■ YOUR GOAL ■
Will you give the material below again, every line exactly as it is?

■ MATERIALS PROVIDED ■
_ _ _ _
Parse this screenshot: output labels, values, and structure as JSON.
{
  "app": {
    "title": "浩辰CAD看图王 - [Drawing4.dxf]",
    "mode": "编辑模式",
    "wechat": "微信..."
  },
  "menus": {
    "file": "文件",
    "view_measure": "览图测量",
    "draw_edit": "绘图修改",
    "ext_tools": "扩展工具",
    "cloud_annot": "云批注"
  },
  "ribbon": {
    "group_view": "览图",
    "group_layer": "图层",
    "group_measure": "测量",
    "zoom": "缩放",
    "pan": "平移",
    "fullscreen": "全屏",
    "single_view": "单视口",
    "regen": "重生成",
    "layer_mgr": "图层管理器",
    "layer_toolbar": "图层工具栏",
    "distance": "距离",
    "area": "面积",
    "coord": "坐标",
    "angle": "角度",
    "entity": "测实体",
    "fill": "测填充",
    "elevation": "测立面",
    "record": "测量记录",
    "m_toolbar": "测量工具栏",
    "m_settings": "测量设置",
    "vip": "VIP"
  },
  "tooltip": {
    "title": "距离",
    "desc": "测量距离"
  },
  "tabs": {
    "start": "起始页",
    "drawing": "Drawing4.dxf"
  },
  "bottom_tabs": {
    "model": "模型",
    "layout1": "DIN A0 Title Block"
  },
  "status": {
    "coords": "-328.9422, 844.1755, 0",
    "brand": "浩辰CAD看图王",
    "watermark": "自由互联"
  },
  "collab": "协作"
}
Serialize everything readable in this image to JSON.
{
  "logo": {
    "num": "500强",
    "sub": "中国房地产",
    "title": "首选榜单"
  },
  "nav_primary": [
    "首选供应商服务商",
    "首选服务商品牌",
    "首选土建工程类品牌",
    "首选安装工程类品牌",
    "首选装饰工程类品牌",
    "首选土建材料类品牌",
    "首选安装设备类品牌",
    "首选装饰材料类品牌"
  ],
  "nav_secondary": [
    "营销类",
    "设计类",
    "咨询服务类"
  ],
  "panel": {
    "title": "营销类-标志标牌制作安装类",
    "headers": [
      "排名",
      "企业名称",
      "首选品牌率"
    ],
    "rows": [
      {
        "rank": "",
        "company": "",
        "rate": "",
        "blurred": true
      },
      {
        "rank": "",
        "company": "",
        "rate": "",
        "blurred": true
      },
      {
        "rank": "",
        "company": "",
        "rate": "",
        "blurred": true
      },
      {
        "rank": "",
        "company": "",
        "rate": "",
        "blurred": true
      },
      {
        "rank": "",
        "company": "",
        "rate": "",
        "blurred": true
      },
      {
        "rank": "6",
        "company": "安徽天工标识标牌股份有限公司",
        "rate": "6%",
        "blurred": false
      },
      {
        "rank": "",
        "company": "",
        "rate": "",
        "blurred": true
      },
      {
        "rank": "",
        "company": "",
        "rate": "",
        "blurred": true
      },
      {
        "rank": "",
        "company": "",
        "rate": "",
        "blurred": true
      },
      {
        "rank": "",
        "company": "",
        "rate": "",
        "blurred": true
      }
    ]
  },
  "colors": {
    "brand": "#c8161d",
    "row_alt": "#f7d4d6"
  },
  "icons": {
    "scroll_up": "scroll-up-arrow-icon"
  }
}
_ _ _ _
■ SOLUTION TO THIS PROBLEM ■
Parse this screenshot: output labels, values, and structure as JSON.
{
  "app": {
    "title": "浩辰CAD看图王 - [Drawing4.dxf]",
    "mode": "编辑模式",
    "wechat": "微信..."
  },
  "menus": {
    "file": "文件",
    "view_measure": "览图测量",
    "draw_edit": "绘图修改",
    "ext_tools": "扩展工具",
    "cloud_annot": "云批注"
  },
  "ribbon": {
    "group_view": "览图",
    "group_layer": "图层",
    "group_measure": "测量",
    "zoom": "缩放",
    "pan": "平移",
    "fullscreen": "全屏",
    "single_view": "单视口",
    "regen": "重生成",
    "layer_mgr": "图层管理器",
    "layer_toolbar": "图层工具栏",
    "distance": "距离",
    "area": "面积",
    "coord": "坐标",
    "angle": "角度",
    "entity": "测实体",
    "fill": "测填充",
    "elevation": "测立面",
    "record": "测量记录",
    "m_toolbar": "测量工具栏",
    "m_settings": "测量设置",
    "vip": "VIP"
  },
  "tooltip": {
    "title": "距离",
    "desc": "测量距离"
  },
  "tabs": {
    "start": "起始页",
    "drawing": "Drawing4.dxf"
  },
  "bottom_tabs": {
    "model": "模型",
    "layout1": "DIN A0 Title Block"
  },
  "status": {
    "coords": "-328.9422, 844.1755, 0",
    "brand": "浩辰CAD看图王",
    "watermark": "自由互联"
  },
  "collab": "协作"
}
Serialize everything readable in this image to JSON.
{
  "logo": {
    "num": "500强",
    "sub": "中国房地产",
    "title": "首选榜单"
  },
  "nav_primary": [
    "首选供应商服务商",
    "首选服务商品牌",
    "首选土建工程类品牌",
    "首选安装工程类品牌",
    "首选装饰工程类品牌",
    "首选土建材料类品牌",
    "首选安装设备类品牌",
    "首选装饰材料类品牌"
  ],
  "nav_secondary": [
    "营销类",
    "设计类",
    "咨询服务类"
  ],
  "panel": {
    "title": "营销类-标志标牌制作安装类",
    "headers": [
      "排名",
      "企业名称",
      "首选品牌率"
    ],
    "rows": [
      {
        "rank": "",
        "company": "",
        "rate": "",
        "blurred": true
      },
      {
        "rank": "",
        "company": "",
        "rate": "",
        "blurred": true
      },
      {
        "rank": "",
        "company": "",
        "rate": "",
        "blurred": true
      },
      {
        "rank": "",
        "company": "",
        "rate": "",
        "blurred": true
      },
      {
        "rank": "",
        "company": "",
        "rate": "",
        "blurred": true
      },
      {
        "rank": "6",
        "company": "安徽天工标识标牌股份有限公司",
        "rate": "6%",
        "blurred": false
      },
      {
        "rank": "",
        "company": "",
        "rate": "",
        "blurred": true
      },
      {
        "rank": "",
        "company": "",
        "rate": "",
        "blurred": true
      },
      {
        "rank": "",
        "company": "",
        "rate": "",
        "blurred": true
      },
      {
        "rank": "",
        "company": "",
        "rate": "",
        "blurred": true
      }
    ]
  },
  "colors": {
    "brand": "#c8161d",
    "row_alt": "#f7d4d6"
  },
  "icons": {
    "scroll_up": "scroll-up-arrow-icon"
  }
}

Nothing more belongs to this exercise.